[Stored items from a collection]
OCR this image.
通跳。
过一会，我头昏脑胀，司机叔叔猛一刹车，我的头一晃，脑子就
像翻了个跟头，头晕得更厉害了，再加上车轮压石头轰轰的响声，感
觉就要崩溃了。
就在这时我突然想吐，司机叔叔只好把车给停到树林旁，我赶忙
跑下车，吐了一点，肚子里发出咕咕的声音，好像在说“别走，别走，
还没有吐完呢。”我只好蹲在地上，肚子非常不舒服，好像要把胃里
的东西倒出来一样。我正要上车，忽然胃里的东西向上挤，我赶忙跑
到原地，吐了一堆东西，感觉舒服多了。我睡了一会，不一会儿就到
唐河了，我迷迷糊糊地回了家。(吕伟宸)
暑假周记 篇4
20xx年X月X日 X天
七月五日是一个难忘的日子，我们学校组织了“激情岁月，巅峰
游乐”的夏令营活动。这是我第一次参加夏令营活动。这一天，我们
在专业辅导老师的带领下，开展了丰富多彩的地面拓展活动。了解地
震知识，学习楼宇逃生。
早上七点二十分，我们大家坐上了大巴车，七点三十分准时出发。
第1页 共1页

**Aim**
Make an exact copy of all the data.

**Written reply**
OCR this image.
通跳。
过一会，我头昏脑胀，司机叔叔猛一刹车，我的头一晃，脑子就
像翻了个跟头，头晕得更厉害了，再加上车轮压石头轰轰的响声，感
觉就要崩溃了。
就在这时我突然想吐，司机叔叔只好把车给停到树林旁，我赶忙
跑下车，吐了一点，肚子里发出咕咕的声音，好像在说“别走，别走，
还没有吐完呢。”我只好蹲在地上，肚子非常不舒服，好像要把胃里
的东西倒出来一样。我正要上车，忽然胃里的东西向上挤，我赶忙跑
到原地，吐了一堆东西，感觉舒服多了。我睡了一会，不一会儿就到
唐河了，我迷迷糊糊地回了家。(吕伟宸)
暑假周记 篇4
20xx年X月X日 X天
七月五日是一个难忘的日子，我们学校组织了“激情岁月，巅峰
游乐”的夏令营活动。这是我第一次参加夏令营活动。这一天，我们
在专业辅导老师的带领下，开展了丰富多彩的地面拓展活动。了解地
震知识，学习楼宇逃生。
早上七点二十分，我们大家坐上了大巴车，七点三十分准时出发。
第1页 共1页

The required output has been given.